#### CHALLENGE:
Identify every line in the records below that contains the word "charging", and reproduce each one.

-- START OF DATA SHOWN --

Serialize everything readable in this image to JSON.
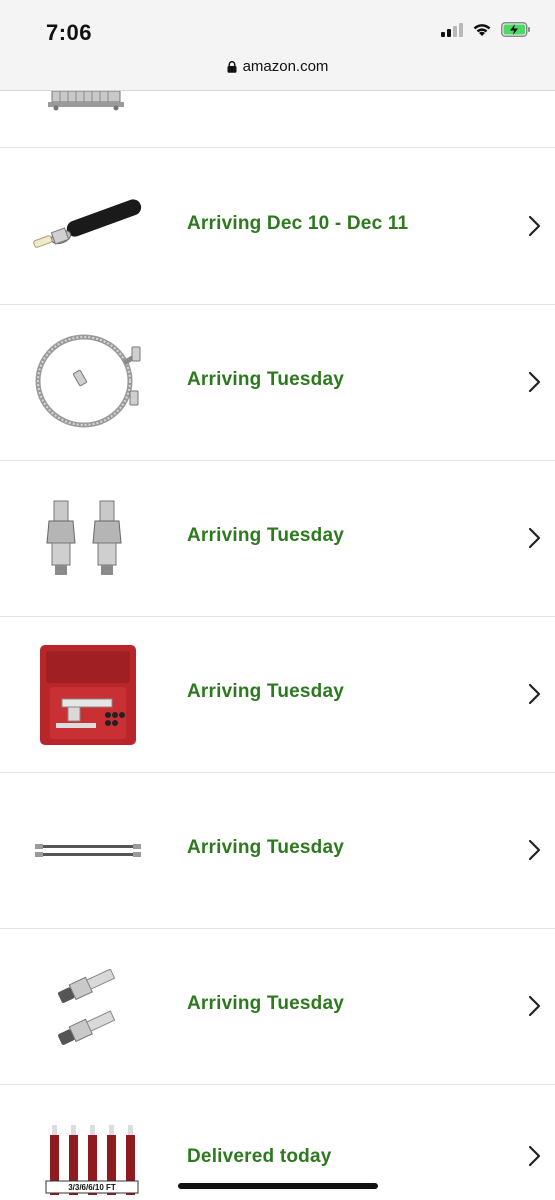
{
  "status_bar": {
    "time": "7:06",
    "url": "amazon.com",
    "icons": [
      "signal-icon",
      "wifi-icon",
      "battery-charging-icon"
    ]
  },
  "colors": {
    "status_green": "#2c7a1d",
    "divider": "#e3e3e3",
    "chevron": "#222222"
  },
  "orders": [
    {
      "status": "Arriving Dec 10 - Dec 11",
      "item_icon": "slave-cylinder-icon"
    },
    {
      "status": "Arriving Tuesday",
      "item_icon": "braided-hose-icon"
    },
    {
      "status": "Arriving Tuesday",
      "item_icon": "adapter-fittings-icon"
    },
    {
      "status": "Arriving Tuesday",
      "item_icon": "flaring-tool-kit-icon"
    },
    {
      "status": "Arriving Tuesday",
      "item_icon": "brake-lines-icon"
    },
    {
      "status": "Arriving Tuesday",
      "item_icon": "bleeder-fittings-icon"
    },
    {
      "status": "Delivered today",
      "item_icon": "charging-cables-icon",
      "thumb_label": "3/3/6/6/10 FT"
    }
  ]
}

-- END OF DATA SHOWN --

#### WRITTEN SOLUTION:
      "battery-charging-icon"
      "item_icon": "charging-cables-icon",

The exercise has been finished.